### Records supplied:
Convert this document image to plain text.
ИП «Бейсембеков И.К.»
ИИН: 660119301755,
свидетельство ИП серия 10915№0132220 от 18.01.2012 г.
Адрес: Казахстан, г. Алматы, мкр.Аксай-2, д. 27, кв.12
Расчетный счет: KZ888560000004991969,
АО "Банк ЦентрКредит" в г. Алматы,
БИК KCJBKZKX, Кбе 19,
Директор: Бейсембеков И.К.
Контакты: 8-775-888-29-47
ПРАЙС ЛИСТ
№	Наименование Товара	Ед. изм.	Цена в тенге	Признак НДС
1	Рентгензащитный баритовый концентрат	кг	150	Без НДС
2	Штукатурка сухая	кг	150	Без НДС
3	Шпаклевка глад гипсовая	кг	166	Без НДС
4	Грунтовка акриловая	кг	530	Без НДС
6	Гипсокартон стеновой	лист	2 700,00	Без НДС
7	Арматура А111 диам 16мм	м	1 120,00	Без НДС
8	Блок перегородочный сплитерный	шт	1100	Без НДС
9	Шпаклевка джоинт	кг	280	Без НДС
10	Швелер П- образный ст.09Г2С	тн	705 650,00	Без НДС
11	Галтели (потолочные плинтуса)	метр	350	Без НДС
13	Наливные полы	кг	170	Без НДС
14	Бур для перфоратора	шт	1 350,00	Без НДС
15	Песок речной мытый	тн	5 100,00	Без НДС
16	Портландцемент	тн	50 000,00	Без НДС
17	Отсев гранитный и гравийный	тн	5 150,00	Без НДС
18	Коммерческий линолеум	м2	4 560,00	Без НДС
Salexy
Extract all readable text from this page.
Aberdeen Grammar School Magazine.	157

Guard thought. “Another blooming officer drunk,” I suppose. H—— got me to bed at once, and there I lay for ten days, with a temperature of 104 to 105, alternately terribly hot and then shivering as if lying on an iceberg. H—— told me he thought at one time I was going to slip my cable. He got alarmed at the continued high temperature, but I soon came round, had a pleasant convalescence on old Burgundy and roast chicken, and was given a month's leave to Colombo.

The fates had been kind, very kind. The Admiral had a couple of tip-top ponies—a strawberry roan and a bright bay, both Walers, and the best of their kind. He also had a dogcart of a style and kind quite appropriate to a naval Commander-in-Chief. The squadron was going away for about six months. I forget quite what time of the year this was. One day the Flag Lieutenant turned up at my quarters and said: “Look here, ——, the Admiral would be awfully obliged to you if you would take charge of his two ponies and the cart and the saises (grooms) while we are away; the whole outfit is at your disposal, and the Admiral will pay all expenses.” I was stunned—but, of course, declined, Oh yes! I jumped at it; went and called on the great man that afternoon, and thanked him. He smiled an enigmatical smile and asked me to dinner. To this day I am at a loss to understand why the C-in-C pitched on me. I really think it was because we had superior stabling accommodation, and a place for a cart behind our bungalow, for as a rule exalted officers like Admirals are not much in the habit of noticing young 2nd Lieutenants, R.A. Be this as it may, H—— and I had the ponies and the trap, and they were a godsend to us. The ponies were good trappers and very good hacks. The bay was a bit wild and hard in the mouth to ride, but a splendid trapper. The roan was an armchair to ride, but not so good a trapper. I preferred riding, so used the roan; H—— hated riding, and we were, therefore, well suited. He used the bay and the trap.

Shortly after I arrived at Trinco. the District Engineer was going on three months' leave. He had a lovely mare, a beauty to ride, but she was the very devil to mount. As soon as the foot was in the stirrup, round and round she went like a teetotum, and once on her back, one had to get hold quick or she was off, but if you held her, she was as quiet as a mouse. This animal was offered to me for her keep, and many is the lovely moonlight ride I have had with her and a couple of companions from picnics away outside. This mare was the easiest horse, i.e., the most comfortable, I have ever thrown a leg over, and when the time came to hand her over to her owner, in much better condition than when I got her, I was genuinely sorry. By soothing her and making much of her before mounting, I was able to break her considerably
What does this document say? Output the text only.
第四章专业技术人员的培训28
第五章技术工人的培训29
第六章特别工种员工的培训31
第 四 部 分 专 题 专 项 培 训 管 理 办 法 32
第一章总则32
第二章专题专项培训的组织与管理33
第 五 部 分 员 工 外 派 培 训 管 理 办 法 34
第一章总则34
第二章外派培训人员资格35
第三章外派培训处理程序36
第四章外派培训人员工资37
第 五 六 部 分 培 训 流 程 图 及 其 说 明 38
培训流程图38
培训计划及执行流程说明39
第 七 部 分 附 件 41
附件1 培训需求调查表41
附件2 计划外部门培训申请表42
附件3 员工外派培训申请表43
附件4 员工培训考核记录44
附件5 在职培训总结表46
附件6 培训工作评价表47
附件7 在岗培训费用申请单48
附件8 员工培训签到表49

### Description of the task:
Extract, word for word, each line of the listing above.

### Written solution:
Convert this document image to plain text.
ИП «Бейсембеков И.К.»
ИИН: 660119301755,
свидетельство ИП серия 10915№0132220 от 18.01.2012 г.
Адрес: Казахстан, г. Алматы, мкр.Аксай-2, д. 27, кв.12
Расчетный счет: KZ888560000004991969,
АО "Банк ЦентрКредит" в г. Алматы,
БИК KCJBKZKX, Кбе 19,
Директор: Бейсембеков И.К.
Контакты: 8-775-888-29-47
ПРАЙС ЛИСТ
№	Наименование Товара	Ед. изм.	Цена в тенге	Признак НДС
1	Рентгензащитный баритовый концентрат	кг	150	Без НДС
2	Штукатурка сухая	кг	150	Без НДС
3	Шпаклевка глад гипсовая	кг	166	Без НДС
4	Грунтовка акриловая	кг	530	Без НДС
6	Гипсокартон стеновой	лист	2 700,00	Без НДС
7	Арматура А111 диам 16мм	м	1 120,00	Без НДС
8	Блок перегородочный сплитерный	шт	1100	Без НДС
9	Шпаклевка джоинт	кг	280	Без НДС
10	Швелер П- образный ст.09Г2С	тн	705 650,00	Без НДС
11	Галтели (потолочные плинтуса)	метр	350	Без НДС
13	Наливные полы	кг	170	Без НДС
14	Бур для перфоратора	шт	1 350,00	Без НДС
15	Песок речной мытый	тн	5 100,00	Без НДС
16	Портландцемент	тн	50 000,00	Без НДС
17	Отсев гранитный и гравийный	тн	5 150,00	Без НДС
18	Коммерческий линолеум	м2	4 560,00	Без НДС
Salexy
Extract all readable text from this page.
Aberdeen Grammar School Magazine.	157

Guard thought. “Another blooming officer drunk,” I suppose. H—— got me to bed at once, and there I lay for ten days, with a temperature of 104 to 105, alternately terribly hot and then shivering as if lying on an iceberg. H—— told me he thought at one time I was going to slip my cable. He got alarmed at the continued high temperature, but I soon came round, had a pleasant convalescence on old Burgundy and roast chicken, and was given a month's leave to Colombo.

The fates had been kind, very kind. The Admiral had a couple of tip-top ponies—a strawberry roan and a bright bay, both Walers, and the best of their kind. He also had a dogcart of a style and kind quite appropriate to a naval Commander-in-Chief. The squadron was going away for about six months. I forget quite what time of the year this was. One day the Flag Lieutenant turned up at my quarters and said: “Look here, ——, the Admiral would be awfully obliged to you if you would take charge of his two ponies and the cart and the saises (grooms) while we are away; the whole outfit is at your disposal, and the Admiral will pay all expenses.” I was stunned—but, of course, declined, Oh yes! I jumped at it; went and called on the great man that afternoon, and thanked him. He smiled an enigmatical smile and asked me to dinner. To this day I am at a loss to understand why the C-in-C pitched on me. I really think it was because we had superior stabling accommodation, and a place for a cart behind our bungalow, for as a rule exalted officers like Admirals are not much in the habit of noticing young 2nd Lieutenants, R.A. Be this as it may, H—— and I had the ponies and the trap, and they were a godsend to us. The ponies were good trappers and very good hacks. The bay was a bit wild and hard in the mouth to ride, but a splendid trapper. The roan was an armchair to ride, but not so good a trapper. I preferred riding, so used the roan; H—— hated riding, and we were, therefore, well suited. He used the bay and the trap.

Shortly after I arrived at Trinco. the District Engineer was going on three months' leave. He had a lovely mare, a beauty to ride, but she was the very devil to mount. As soon as the foot was in the stirrup, round and round she went like a teetotum, and once on her back, one had to get hold quick or she was off, but if you held her, she was as quiet as a mouse. This animal was offered to me for her keep, and many is the lovely moonlight ride I have had with her and a couple of companions from picnics away outside. This mare was the easiest horse, i.e., the most comfortable, I have ever thrown a leg over, and when the time came to hand her over to her owner, in much better condition than when I got her, I was genuinely sorry. By soothing her and making much of her before mounting, I was able to break her considerably
What does this document say? Output the text only.
第四章专业技术人员的培训28
第五章技术工人的培训29
第六章特别工种员工的培训31
第 四 部 分 专 题 专 项 培 训 管 理 办 法 32
第一章总则32
第二章专题专项培训的组织与管理33
第 五 部 分 员 工 外 派 培 训 管 理 办 法 34
第一章总则34
第二章外派培训人员资格35
第三章外派培训处理程序36
第四章外派培训人员工资37
第 五 六 部 分 培 训 流 程 图 及 其 说 明 38
培训流程图38
培训计划及执行流程说明39
第 七 部 分 附 件 41
附件1 培训需求调查表41
附件2 计划外部门培训申请表42
附件3 员工外派培训申请表43
附件4 员工培训考核记录44
附件5 在职培训总结表46
附件6 培训工作评价表47
附件7 在岗培训费用申请单48
附件8 员工培训签到表49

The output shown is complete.